__INSTRUCTIONS FOR THE TASK__: Without the images, write out the whole listing exactly.

__AVAILABLE RECORDS__:
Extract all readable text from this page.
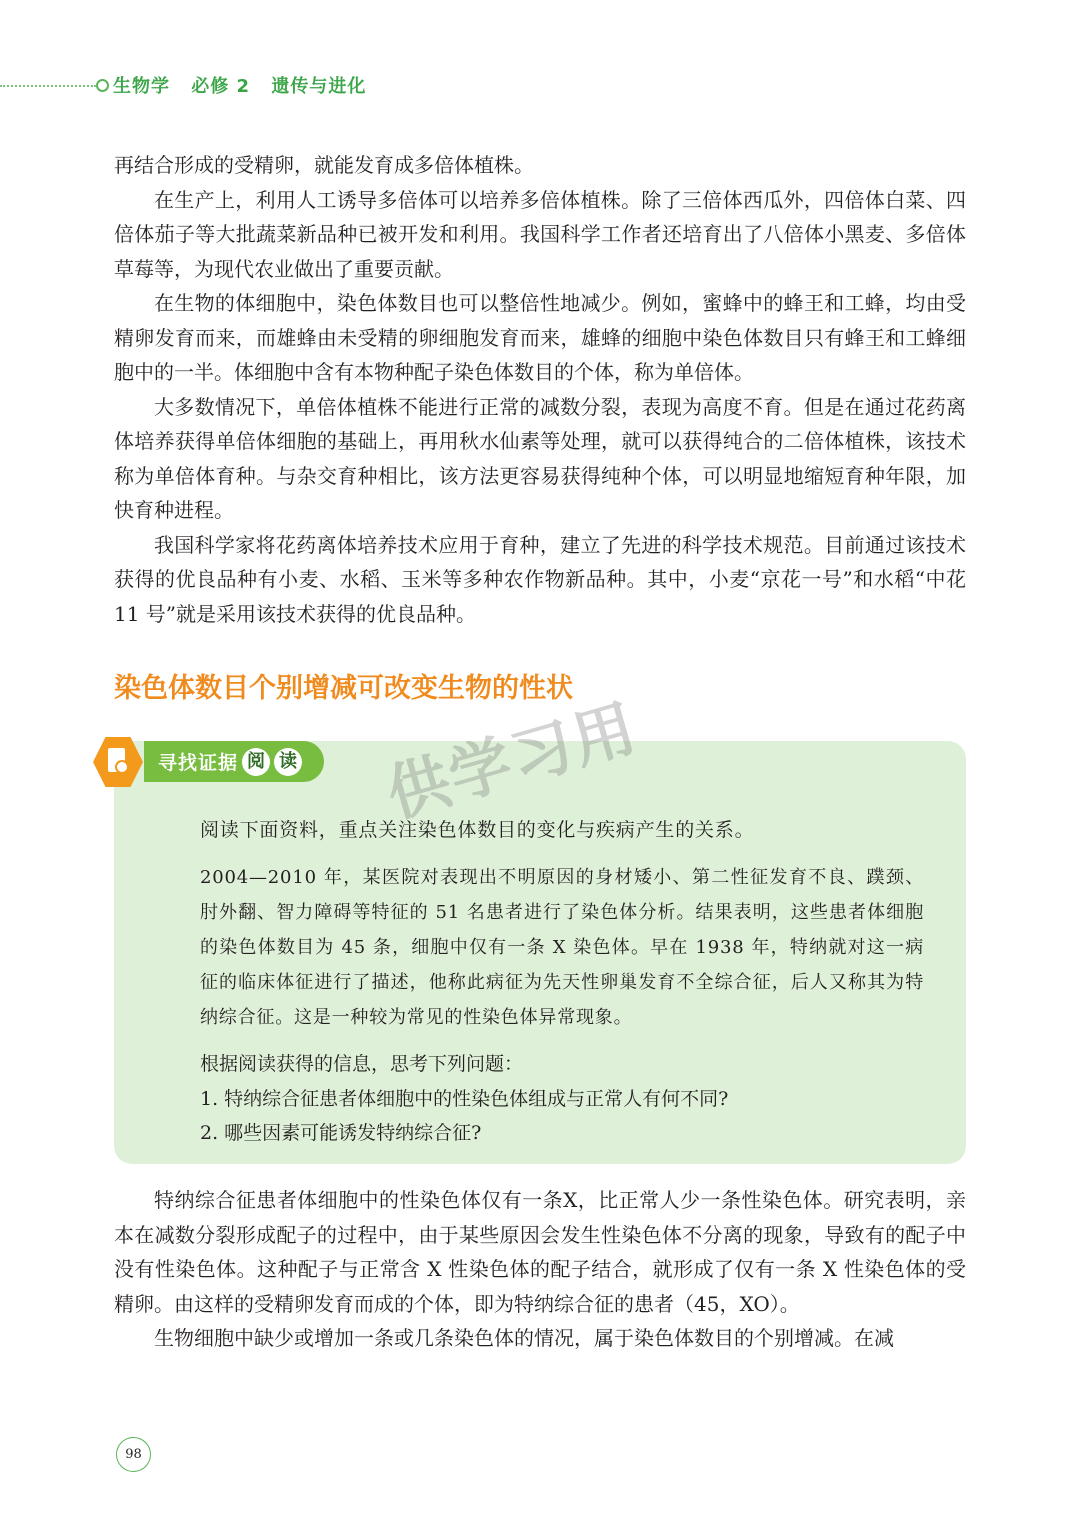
生物学 必修 2 遗传与进化

再结合形成的受精卵，就能发育成多倍体植株。

在生产上，利用人工诱导多倍体可以培养多倍体植株。除了三倍体西瓜外，四倍体白菜、四倍体茄子等大批蔬菜新品种已被开发和利用。我国科学工作者还培育出了八倍体小黑麦、多倍体草莓等，为现代农业做出了重要贡献。

在生物的体细胞中，染色体数目也可以整倍性地减少。例如，蜜蜂中的蜂王和工蜂，均由受精卵发育而来，而雄蜂由未受精的卵细胞发育而来，雄蜂的细胞中染色体数目只有蜂王和工蜂细胞中的一半。体细胞中含有本物种配子染色体数目的个体，称为单倍体。

大多数情况下，单倍体植株不能进行正常的减数分裂，表现为高度不育。但是在通过花药离体培养获得单倍体细胞的基础上，再用秋水仙素等处理，就可以获得纯合的二倍体植株，该技术称为单倍体育种。与杂交育种相比，该方法更容易获得纯种个体，可以明显地缩短育种年限，加快育种进程。

我国科学家将花药离体培养技术应用于育种，建立了先进的科学技术规范。目前通过该技术获得的优良品种有小麦、水稻、玉米等多种农作物新品种。其中，小麦“京花一号”和水稻“中花 11 号”就是采用该技术获得的优良品种。

染色体数目个别增减可改变生物的性状
寻找证据 阅 读

阅读下面资料，重点关注染色体数目的变化与疾病产生的关系。

2004—2010 年，某医院对表现出不明原因的身材矮小、第二性征发育不良、蹼颈、肘外翻、智力障碍等特征的 51 名患者进行了染色体分析。结果表明，这些患者体细胞的染色体数目为 45 条，细胞中仅有一条 X 染色体。早在 1938 年，特纳就对这一病征的临床体征进行了描述，他称此病征为先天性卵巢发育不全综合征，后人又称其为特纳综合征。这是一种较为常见的性染色体异常现象。

根据阅读获得的信息，思考下列问题：

1. 特纳综合征患者体细胞中的性染色体组成与正常人有何不同?

2. 哪些因素可能诱发特纳综合征?

供学习用

特纳综合征患者体细胞中的性染色体仅有一条X，比正常人少一条性染色体。研究表明，亲本在减数分裂形成配子的过程中，由于某些原因会发生性染色体不分离的现象，导致有的配子中没有性染色体。这种配子与正常含 X 性染色体的配子结合，就形成了仅有一条 X 性染色体的受精卵。由这样的受精卵发育而成的个体，即为特纳综合征的患者（45，XO）。

生物细胞中缺少或增加一条或几条染色体的情况，属于染色体数目的个别增减。在减

98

__EXERCISE RESPONSE__:
Extract all readable text from this page.
生物学 必修 2 遗传与进化

再结合形成的受精卵，就能发育成多倍体植株。

在生产上，利用人工诱导多倍体可以培养多倍体植株。除了三倍体西瓜外，四倍体白菜、四倍体茄子等大批蔬菜新品种已被开发和利用。我国科学工作者还培育出了八倍体小黑麦、多倍体草莓等，为现代农业做出了重要贡献。

在生物的体细胞中，染色体数目也可以整倍性地减少。例如，蜜蜂中的蜂王和工蜂，均由受精卵发育而来，而雄蜂由未受精的卵细胞发育而来，雄蜂的细胞中染色体数目只有蜂王和工蜂细胞中的一半。体细胞中含有本物种配子染色体数目的个体，称为单倍体。

大多数情况下，单倍体植株不能进行正常的减数分裂，表现为高度不育。但是在通过花药离体培养获得单倍体细胞的基础上，再用秋水仙素等处理，就可以获得纯合的二倍体植株，该技术称为单倍体育种。与杂交育种相比，该方法更容易获得纯种个体，可以明显地缩短育种年限，加快育种进程。

我国科学家将花药离体培养技术应用于育种，建立了先进的科学技术规范。目前通过该技术获得的优良品种有小麦、水稻、玉米等多种农作物新品种。其中，小麦“京花一号”和水稻“中花 11 号”就是采用该技术获得的优良品种。

染色体数目个别增减可改变生物的性状
寻找证据 阅 读

阅读下面资料，重点关注染色体数目的变化与疾病产生的关系。

2004—2010 年，某医院对表现出不明原因的身材矮小、第二性征发育不良、蹼颈、肘外翻、智力障碍等特征的 51 名患者进行了染色体分析。结果表明，这些患者体细胞的染色体数目为 45 条，细胞中仅有一条 X 染色体。早在 1938 年，特纳就对这一病征的临床体征进行了描述，他称此病征为先天性卵巢发育不全综合征，后人又称其为特纳综合征。这是一种较为常见的性染色体异常现象。

根据阅读获得的信息，思考下列问题：

1. 特纳综合征患者体细胞中的性染色体组成与正常人有何不同?

2. 哪些因素可能诱发特纳综合征?

供学习用

特纳综合征患者体细胞中的性染色体仅有一条X，比正常人少一条性染色体。研究表明，亲本在减数分裂形成配子的过程中，由于某些原因会发生性染色体不分离的现象，导致有的配子中没有性染色体。这种配子与正常含 X 性染色体的配子结合，就形成了仅有一条 X 性染色体的受精卵。由这样的受精卵发育而成的个体，即为特纳综合征的患者（45，XO）。

生物细胞中缺少或增加一条或几条染色体的情况，属于染色体数目的个别增减。在减

98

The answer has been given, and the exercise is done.